> INPUT RECORDS
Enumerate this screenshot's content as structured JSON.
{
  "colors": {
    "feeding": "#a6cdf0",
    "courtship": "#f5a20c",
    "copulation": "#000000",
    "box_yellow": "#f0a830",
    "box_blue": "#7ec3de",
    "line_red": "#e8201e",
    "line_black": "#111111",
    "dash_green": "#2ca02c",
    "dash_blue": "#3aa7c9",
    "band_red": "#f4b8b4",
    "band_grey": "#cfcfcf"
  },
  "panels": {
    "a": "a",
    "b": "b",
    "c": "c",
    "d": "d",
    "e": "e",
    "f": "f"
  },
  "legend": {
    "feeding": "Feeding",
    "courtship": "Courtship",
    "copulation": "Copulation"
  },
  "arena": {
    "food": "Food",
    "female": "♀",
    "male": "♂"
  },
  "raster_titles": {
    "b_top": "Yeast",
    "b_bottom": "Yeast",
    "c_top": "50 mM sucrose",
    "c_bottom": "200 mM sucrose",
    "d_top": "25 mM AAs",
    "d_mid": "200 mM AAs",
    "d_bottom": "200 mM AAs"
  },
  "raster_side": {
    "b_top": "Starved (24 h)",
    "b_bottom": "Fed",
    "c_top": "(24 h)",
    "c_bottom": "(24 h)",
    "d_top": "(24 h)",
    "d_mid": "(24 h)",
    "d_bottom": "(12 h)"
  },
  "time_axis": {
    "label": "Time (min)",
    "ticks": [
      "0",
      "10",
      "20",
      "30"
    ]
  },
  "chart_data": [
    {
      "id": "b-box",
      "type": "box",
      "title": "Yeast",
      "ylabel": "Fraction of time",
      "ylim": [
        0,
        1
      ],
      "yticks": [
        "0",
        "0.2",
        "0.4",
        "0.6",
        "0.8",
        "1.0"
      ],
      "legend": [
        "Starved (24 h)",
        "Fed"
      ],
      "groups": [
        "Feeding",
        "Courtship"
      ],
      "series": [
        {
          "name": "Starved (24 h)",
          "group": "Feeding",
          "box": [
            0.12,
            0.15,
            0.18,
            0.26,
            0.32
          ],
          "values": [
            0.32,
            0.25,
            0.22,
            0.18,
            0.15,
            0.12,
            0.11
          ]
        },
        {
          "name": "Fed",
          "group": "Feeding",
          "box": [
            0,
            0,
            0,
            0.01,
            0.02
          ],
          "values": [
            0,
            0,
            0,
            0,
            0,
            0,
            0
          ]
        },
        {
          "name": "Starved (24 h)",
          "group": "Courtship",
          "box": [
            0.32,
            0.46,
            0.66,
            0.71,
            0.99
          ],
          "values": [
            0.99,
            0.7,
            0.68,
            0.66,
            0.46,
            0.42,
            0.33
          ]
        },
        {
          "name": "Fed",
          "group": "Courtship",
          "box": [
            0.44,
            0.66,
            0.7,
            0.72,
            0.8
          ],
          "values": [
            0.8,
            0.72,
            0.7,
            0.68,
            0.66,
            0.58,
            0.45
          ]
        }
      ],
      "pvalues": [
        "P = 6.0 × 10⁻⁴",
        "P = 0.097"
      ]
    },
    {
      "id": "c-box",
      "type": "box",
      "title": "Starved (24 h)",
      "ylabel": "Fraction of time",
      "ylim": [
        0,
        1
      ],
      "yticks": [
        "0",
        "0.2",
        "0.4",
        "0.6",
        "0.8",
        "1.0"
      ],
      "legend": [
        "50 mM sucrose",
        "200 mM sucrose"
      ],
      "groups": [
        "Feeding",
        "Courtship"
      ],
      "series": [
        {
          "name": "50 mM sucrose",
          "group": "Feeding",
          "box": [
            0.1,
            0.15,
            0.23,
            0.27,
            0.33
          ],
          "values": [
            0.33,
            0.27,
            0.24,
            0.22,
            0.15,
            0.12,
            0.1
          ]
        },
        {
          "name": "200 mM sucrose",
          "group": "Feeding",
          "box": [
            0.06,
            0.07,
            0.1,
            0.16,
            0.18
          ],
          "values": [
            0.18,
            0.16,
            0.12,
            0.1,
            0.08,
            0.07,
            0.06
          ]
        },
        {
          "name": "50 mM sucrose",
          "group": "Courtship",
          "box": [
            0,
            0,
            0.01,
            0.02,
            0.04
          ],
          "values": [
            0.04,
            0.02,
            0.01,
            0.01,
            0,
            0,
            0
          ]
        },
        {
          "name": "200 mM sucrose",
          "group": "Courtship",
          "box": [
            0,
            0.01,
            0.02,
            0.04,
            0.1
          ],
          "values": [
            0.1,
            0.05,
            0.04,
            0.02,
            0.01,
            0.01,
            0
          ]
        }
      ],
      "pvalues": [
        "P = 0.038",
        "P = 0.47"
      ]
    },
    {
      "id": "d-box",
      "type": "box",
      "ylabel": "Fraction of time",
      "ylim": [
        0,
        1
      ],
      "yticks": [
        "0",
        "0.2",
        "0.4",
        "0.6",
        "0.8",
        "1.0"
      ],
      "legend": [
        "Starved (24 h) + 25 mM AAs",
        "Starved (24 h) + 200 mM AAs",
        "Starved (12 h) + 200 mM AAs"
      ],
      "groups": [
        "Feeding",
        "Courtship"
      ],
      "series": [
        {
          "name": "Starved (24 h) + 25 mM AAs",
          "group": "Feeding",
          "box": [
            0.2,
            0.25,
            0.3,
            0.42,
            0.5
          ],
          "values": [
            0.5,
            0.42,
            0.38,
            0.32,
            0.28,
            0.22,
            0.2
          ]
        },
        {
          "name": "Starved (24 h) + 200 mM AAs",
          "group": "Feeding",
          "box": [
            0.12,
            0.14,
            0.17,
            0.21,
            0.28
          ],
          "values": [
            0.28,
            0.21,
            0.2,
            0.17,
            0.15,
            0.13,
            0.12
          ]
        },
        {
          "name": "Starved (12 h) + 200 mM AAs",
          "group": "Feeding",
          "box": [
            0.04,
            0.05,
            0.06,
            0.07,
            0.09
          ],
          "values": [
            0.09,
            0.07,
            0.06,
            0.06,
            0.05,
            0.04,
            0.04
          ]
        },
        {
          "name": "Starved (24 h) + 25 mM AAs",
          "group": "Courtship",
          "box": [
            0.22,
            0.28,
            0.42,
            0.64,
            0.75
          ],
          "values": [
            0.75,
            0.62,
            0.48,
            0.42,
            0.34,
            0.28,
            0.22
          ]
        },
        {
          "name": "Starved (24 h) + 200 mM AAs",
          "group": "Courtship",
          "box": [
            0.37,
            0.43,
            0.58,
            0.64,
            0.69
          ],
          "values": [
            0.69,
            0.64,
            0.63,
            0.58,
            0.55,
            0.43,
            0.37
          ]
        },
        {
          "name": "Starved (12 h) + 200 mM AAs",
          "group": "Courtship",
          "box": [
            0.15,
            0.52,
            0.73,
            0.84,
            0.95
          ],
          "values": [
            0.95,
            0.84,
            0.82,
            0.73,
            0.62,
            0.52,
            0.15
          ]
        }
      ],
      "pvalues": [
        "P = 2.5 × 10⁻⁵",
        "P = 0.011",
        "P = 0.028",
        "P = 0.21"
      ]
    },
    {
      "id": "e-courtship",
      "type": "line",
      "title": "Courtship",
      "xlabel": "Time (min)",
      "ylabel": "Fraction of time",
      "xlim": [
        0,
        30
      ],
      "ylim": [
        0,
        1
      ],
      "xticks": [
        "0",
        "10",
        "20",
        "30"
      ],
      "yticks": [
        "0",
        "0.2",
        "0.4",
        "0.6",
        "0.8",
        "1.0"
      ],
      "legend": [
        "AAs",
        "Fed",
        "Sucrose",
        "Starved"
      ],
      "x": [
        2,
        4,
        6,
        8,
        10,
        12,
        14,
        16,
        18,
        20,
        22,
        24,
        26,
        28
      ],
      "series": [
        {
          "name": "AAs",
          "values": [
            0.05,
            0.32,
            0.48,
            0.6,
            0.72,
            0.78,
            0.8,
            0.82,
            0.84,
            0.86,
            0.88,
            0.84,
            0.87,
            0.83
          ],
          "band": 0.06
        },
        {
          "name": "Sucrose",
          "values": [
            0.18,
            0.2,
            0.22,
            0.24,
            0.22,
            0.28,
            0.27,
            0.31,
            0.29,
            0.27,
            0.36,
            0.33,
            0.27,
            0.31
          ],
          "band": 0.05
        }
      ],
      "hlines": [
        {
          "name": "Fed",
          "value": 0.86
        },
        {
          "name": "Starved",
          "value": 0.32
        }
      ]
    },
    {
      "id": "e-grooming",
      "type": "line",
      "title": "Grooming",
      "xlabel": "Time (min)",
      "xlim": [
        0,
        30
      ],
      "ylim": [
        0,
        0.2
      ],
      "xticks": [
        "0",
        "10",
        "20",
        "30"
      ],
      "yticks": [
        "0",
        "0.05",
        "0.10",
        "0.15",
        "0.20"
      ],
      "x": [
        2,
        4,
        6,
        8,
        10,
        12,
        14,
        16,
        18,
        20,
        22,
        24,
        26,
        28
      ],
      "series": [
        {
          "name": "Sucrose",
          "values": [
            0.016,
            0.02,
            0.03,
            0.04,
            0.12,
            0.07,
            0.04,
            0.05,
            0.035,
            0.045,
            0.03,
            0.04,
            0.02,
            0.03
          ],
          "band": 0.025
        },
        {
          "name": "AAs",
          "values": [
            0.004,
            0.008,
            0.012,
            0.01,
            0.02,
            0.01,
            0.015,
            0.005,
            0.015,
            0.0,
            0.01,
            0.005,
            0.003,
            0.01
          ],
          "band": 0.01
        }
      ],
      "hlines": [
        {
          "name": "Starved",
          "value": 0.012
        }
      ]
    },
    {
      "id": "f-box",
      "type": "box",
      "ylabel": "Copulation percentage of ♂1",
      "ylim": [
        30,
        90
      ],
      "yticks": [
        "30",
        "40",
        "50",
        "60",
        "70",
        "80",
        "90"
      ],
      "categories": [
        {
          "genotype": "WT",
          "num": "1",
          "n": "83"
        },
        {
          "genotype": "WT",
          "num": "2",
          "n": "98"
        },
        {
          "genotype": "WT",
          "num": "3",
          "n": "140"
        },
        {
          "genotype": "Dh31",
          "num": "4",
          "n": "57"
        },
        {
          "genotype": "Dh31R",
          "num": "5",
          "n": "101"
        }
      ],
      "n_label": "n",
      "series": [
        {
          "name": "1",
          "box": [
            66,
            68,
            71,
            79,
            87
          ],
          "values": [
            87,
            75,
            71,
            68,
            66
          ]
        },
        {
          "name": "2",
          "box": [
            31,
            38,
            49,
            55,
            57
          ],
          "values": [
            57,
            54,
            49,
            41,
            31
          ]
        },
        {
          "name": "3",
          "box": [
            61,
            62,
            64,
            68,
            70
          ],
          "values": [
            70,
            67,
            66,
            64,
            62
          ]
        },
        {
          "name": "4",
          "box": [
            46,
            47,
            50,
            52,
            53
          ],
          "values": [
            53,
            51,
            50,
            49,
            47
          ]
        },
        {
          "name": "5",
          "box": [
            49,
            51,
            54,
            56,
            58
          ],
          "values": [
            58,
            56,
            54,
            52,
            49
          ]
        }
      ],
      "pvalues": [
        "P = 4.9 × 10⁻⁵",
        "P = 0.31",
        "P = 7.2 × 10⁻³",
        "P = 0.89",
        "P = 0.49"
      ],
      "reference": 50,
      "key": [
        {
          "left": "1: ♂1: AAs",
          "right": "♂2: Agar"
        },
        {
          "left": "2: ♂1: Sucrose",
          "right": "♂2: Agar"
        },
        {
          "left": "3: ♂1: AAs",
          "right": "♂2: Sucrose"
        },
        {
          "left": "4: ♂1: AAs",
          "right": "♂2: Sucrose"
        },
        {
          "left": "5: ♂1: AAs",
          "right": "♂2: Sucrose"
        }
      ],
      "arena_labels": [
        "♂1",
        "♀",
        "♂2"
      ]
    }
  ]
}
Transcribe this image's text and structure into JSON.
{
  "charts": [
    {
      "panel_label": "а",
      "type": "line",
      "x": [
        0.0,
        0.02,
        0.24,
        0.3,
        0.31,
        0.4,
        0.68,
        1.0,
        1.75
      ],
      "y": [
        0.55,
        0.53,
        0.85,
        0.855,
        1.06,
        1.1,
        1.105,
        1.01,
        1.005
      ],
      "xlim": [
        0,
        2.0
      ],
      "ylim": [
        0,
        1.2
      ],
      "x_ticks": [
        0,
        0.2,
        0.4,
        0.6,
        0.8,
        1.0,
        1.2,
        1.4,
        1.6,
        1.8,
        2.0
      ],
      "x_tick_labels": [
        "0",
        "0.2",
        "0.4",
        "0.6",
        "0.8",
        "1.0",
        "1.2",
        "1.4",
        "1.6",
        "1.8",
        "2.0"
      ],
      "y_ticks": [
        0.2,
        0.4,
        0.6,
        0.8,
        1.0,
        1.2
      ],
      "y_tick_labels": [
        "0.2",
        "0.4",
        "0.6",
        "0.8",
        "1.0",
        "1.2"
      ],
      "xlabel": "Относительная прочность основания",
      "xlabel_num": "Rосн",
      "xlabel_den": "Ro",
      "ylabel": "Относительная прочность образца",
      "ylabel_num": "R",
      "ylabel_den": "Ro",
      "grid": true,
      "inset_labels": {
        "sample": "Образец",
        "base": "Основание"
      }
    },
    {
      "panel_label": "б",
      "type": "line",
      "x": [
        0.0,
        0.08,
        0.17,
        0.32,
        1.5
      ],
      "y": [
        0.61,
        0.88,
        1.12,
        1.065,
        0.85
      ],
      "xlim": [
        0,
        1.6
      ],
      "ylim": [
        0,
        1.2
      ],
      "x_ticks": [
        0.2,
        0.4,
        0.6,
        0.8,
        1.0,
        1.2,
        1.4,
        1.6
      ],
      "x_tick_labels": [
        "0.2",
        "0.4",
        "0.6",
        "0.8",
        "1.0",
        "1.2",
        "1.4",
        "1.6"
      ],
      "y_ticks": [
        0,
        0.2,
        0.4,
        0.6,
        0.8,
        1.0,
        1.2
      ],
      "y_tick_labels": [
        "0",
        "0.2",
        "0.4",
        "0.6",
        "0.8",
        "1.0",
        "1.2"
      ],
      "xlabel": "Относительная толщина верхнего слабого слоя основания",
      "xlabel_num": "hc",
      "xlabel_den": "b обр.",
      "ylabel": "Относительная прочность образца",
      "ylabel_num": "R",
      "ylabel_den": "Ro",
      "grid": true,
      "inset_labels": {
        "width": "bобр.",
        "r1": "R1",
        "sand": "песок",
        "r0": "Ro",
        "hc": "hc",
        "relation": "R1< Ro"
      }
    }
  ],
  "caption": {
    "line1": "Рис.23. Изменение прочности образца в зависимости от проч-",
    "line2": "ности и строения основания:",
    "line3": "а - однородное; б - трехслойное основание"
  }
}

> WRITTEN EXERCISE
Review the material and copy each line in which the word "JSON" appears.

> OUTPUT OF THE TASK
Enumerate this screenshot's content as structured JSON.
Transcribe this image's text and structure into JSON.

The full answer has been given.